| EXERCISE DESCRIPTION |
Count how many lines contain the word "снег". Respond with the number alone.

=====

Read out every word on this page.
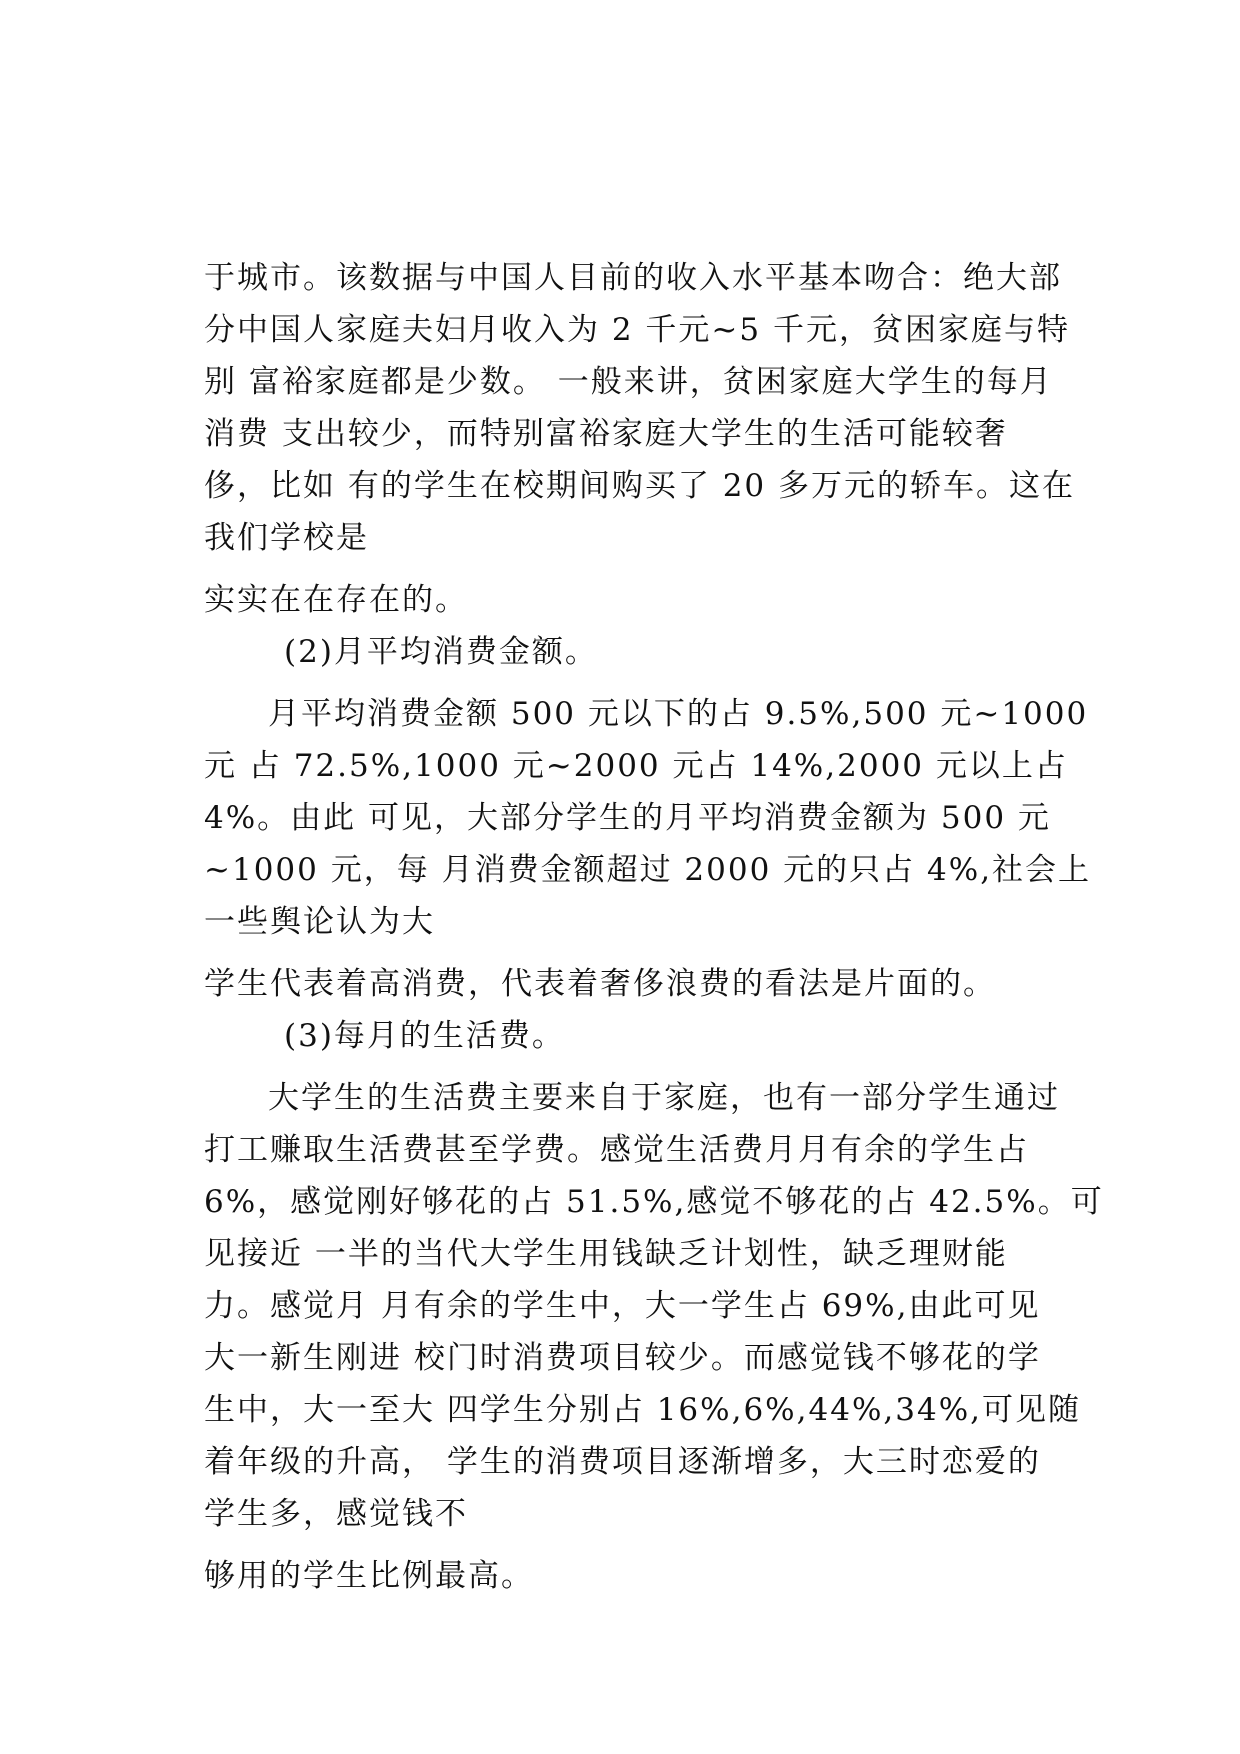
于城市。该数据与中国人目前的收入水平基本吻合：绝大部
分中国人家庭夫妇月收入为 2 千元~5 千元，贫困家庭与特
别 富裕家庭都是少数。 一般来讲，贫困家庭大学生的每月
消费 支出较少，而特别富裕家庭大学生的生活可能较奢
侈，比如 有的学生在校期间购买了 20 多万元的轿车。这在
我们学校是
实实在在存在的。
(2)月平均消费金额。
月平均消费金额 500 元以下的占 9.5%,500 元~1000
元 占 72.5%,1000 元~2000 元占 14%,2000 元以上占
4%。由此 可见，大部分学生的月平均消费金额为 500 元
~1000 元，每 月消费金额超过 2000 元的只占 4%,社会上
一些舆论认为大
学生代表着高消费，代表着奢侈浪费的看法是片面的。
(3)每月的生活费。
大学生的生活费主要来自于家庭，也有一部分学生通过
打工赚取生活费甚至学费。感觉生活费月月有余的学生占
6%，感觉刚好够花的占 51.5%,感觉不够花的占 42.5%。可
见接近 一半的当代大学生用钱缺乏计划性，缺乏理财能
力。感觉月 月有余的学生中，大一学生占 69%,由此可见
大一新生刚进 校门时消费项目较少。而感觉钱不够花的学
生中，大一至大 四学生分别占 16%,6%,44%,34%,可见随
着年级的升高， 学生的消费项目逐渐增多，大三时恋爱的
学生多，感觉钱不
够用的学生比例最高。
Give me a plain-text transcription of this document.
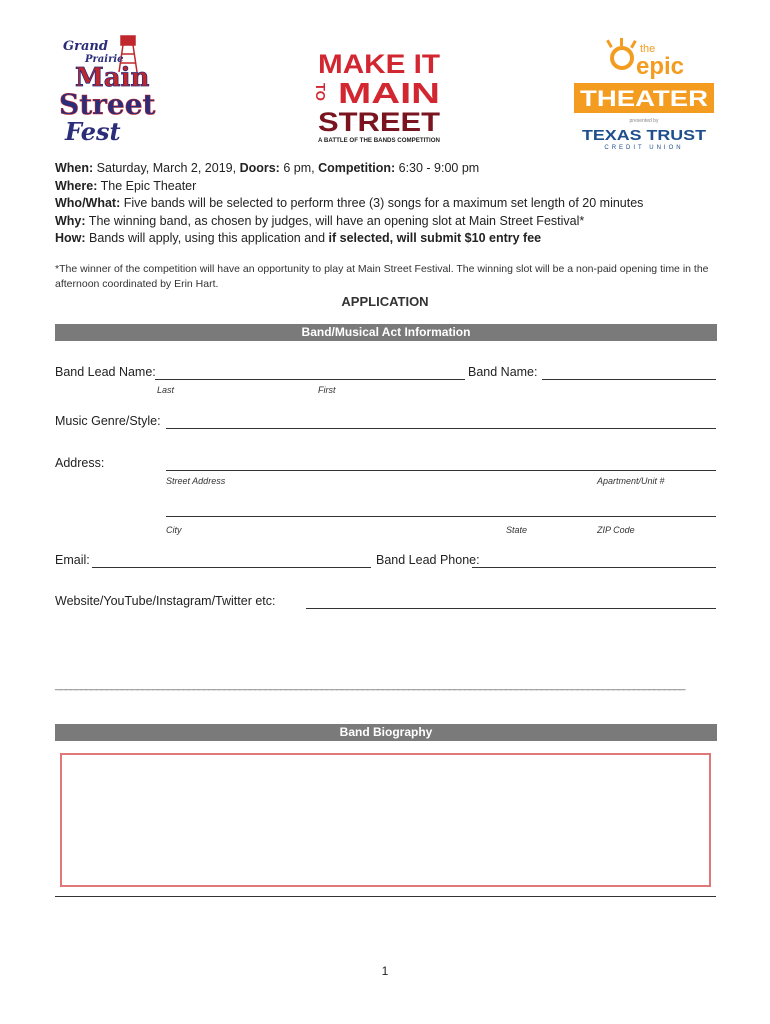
Grand
Prairie
Main
Street
Fest
MAKE IT
TO MAIN
STREET
A BATTLE OF THE BANDS COMPETITION
the
epic
THEATER
presented by
TEXAS TRUST
CREDIT UNION
When: Saturday, March 2, 2019, Doors: 6 pm, Competition: 6:30 - 9:00 pm
Where: The Epic Theater
Who/What: Five bands will be selected to perform three (3) songs for a maximum set length of 20 minutes
Why: The winning band, as chosen by judges, will have an opening slot at Main Street Festival*
How: Bands will apply, using this application and if selected, will submit $10 entry fee
*The winner of the competition will have an opportunity to play at Main Street Festival. The winning slot will be a non-paid opening time in the afternoon coordinated by Erin Hart.
APPLICATION
Band/Musical Act Information
Band Lead Name:
Last	First
Band Name:
Music Genre/Style:
Address:
Street Address	Apartment/Unit #
City	State	ZIP Code
Email:	Band Lead Phone:
Website/YouTube/Instagram/Twitter etc:
___________________________________________________________________________________________________________________________
Band Biography
1
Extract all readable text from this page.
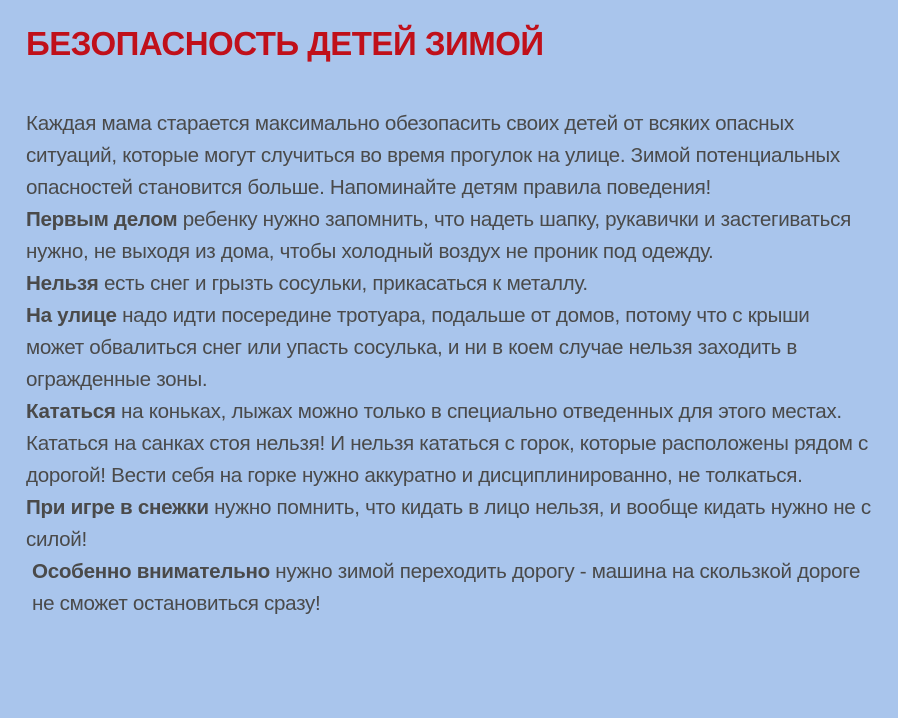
БЕЗОПАСНОСТЬ ДЕТЕЙ ЗИМОЙ

Каждая мама старается максимально обезопасить своих детей от всяких опасных ситуаций, которые могут случиться во время прогулок на улице. Зимой потенциальных опасностей становится больше. Напоминайте детям правила поведения!

Первым делом ребенку нужно запомнить, что надеть шапку, рукавички и застегиваться нужно, не выходя из дома, чтобы холодный воздух не проник под одежду.

Нельзя есть снег и грызть сосульки, прикасаться к металлу.

На улице надо идти посередине тротуара, подальше от домов, потому что с крыши может обвалиться снег или упасть сосулька, и ни в коем случае нельзя заходить в огражденные зоны.

Кататься на коньках, лыжах можно только в специально отведенных для этого местах. Кататься на санках стоя нельзя! И нельзя кататься с горок, которые расположены рядом с дорогой! Вести себя на горке нужно аккуратно и дисциплинированно, не толкаться.

При игре в снежки нужно помнить, что кидать в лицо нельзя, и вообще кидать нужно не с силой!

Особенно внимательно нужно зимой переходить дорогу - машина на скользкой дороге не сможет остановиться сразу!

=====

| ANSWER IN FULL |
2